Items from a dataset:
■ ■ ■ ■ ■ ■ ■
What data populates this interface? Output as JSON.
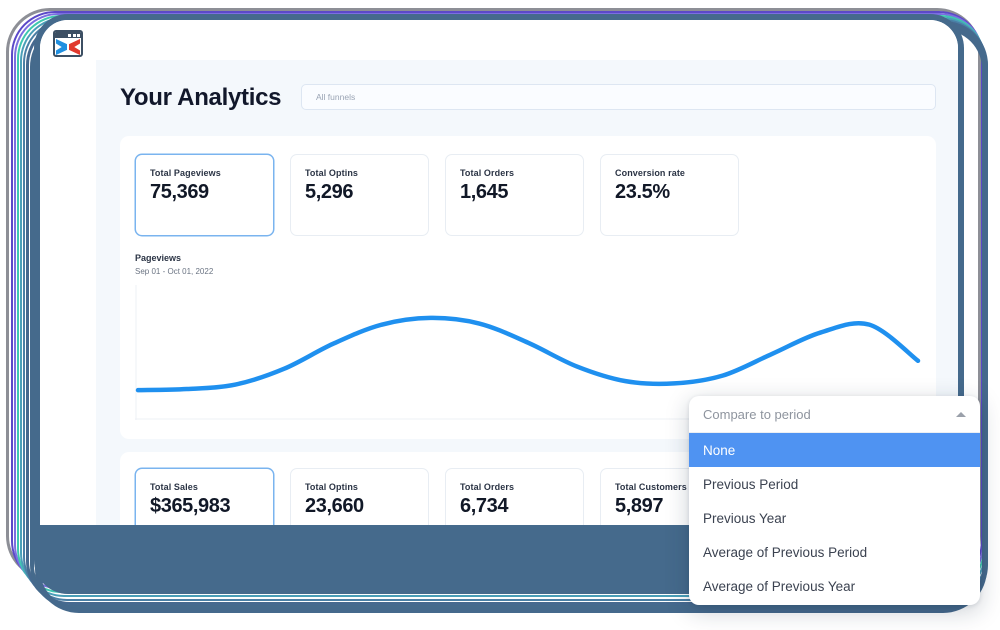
{
  "app": {
    "logo_icon": "funnel-browser-logo-icon"
  },
  "header": {
    "title": "Your Analytics",
    "funnel_filter_placeholder": "All funnels",
    "funnel_filter_value": ""
  },
  "kpis_primary": [
    {
      "label": "Total Pageviews",
      "value": "75,369",
      "selected": true
    },
    {
      "label": "Total Optins",
      "value": "5,296",
      "selected": false
    },
    {
      "label": "Total Orders",
      "value": "1,645",
      "selected": false
    },
    {
      "label": "Conversion rate",
      "value": "23.5%",
      "selected": false
    }
  ],
  "kpis_secondary": [
    {
      "label": "Total Sales",
      "value": "$365,983",
      "selected": true
    },
    {
      "label": "Total Optins",
      "value": "23,660",
      "selected": false
    },
    {
      "label": "Total Orders",
      "value": "6,734",
      "selected": false
    },
    {
      "label": "Total Customers",
      "value": "5,897",
      "selected": false
    }
  ],
  "chart_data": {
    "type": "line",
    "title": "Pageviews",
    "subtitle": "Sep 01 - Oct 01, 2022",
    "xlabel": "",
    "ylabel": "",
    "grid": false,
    "legend": "none",
    "line_color": "#1f90ef",
    "x": [
      0,
      1,
      2,
      3,
      4,
      5,
      6,
      7,
      8,
      9,
      10,
      11,
      12,
      13,
      14,
      15,
      16
    ],
    "series": [
      {
        "name": "Pageviews",
        "values": [
          14,
          15,
          19,
          33,
          55,
          72,
          78,
          73,
          56,
          35,
          22,
          20,
          27,
          46,
          65,
          72,
          40
        ]
      }
    ],
    "ylim": [
      0,
      100
    ]
  },
  "dropdown": {
    "header_label": "Compare to period",
    "caret_icon": "chevron-up-icon",
    "options": [
      {
        "label": "None",
        "selected": true
      },
      {
        "label": "Previous Period",
        "selected": false
      },
      {
        "label": "Previous Year",
        "selected": false
      },
      {
        "label": "Average of Previous Period",
        "selected": false
      },
      {
        "label": "Average of Previous Year",
        "selected": false
      }
    ]
  },
  "colors": {
    "accent": "#1f90ef",
    "dropdown_highlight": "#4f93f2",
    "device_frame": "#456a8c",
    "page_background": "#f4f8fc"
  }
}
■ ■ ■ ■ ■ ■ ■
What the task requires. Find and copy each line above that includes the string "Year".

The answer.
        "label": "Previous Year",
        "label": "Average of Previous Year",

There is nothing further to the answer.